→ Problem to work on
Quote the data below in full, please, without altering anything.

→ Material provided
>> start
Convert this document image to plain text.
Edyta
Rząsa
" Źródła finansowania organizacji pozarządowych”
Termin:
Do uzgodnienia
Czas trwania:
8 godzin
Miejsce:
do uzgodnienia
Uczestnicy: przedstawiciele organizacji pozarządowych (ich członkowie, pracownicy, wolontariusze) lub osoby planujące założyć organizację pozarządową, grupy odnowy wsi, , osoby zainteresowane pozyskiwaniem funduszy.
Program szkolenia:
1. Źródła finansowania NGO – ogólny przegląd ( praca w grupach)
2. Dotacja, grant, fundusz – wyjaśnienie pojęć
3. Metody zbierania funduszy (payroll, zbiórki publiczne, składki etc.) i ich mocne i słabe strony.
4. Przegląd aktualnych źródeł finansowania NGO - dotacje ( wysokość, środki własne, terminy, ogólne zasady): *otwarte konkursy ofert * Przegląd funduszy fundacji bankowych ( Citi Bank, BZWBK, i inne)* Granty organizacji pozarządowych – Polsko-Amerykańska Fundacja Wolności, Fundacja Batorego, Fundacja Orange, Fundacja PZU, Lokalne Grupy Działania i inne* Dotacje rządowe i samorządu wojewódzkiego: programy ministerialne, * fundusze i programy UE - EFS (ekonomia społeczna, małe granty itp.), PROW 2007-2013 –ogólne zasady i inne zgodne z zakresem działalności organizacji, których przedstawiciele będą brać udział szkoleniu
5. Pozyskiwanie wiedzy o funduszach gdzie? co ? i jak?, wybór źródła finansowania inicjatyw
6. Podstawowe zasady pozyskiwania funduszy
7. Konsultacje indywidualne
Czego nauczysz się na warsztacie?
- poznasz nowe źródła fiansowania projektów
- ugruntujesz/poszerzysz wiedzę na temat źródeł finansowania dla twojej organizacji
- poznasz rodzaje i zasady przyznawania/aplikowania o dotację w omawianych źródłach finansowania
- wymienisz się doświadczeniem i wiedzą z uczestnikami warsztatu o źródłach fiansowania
>> end
→ Output for this task
Convert this document image to plain text.
Edyta
Rząsa
" Źródła finansowania organizacji pozarządowych”
Termin:
Do uzgodnienia
Czas trwania:
8 godzin
Miejsce:
do uzgodnienia
Uczestnicy: przedstawiciele organizacji pozarządowych (ich członkowie, pracownicy, wolontariusze) lub osoby planujące założyć organizację pozarządową, grupy odnowy wsi, , osoby zainteresowane pozyskiwaniem funduszy.
Program szkolenia:
1. Źródła finansowania NGO – ogólny przegląd ( praca w grupach)
2. Dotacja, grant, fundusz – wyjaśnienie pojęć
3. Metody zbierania funduszy (payroll, zbiórki publiczne, składki etc.) i ich mocne i słabe strony.
4. Przegląd aktualnych źródeł finansowania NGO - dotacje ( wysokość, środki własne, terminy, ogólne zasady): *otwarte konkursy ofert * Przegląd funduszy fundacji bankowych ( Citi Bank, BZWBK, i inne)* Granty organizacji pozarządowych – Polsko-Amerykańska Fundacja Wolności, Fundacja Batorego, Fundacja Orange, Fundacja PZU, Lokalne Grupy Działania i inne* Dotacje rządowe i samorządu wojewódzkiego: programy ministerialne, * fundusze i programy UE - EFS (ekonomia społeczna, małe granty itp.), PROW 2007-2013 –ogólne zasady i inne zgodne z zakresem działalności organizacji, których przedstawiciele będą brać udział szkoleniu
5. Pozyskiwanie wiedzy o funduszach gdzie? co ? i jak?, wybór źródła finansowania inicjatyw
6. Podstawowe zasady pozyskiwania funduszy
7. Konsultacje indywidualne
Czego nauczysz się na warsztacie?
- poznasz nowe źródła fiansowania projektów
- ugruntujesz/poszerzysz wiedzę na temat źródeł finansowania dla twojej organizacji
- poznasz rodzaje i zasady przyznawania/aplikowania o dotację w omawianych źródłach finansowania
- wymienisz się doświadczeniem i wiedzą z uczestnikami warsztatu o źródłach fiansowania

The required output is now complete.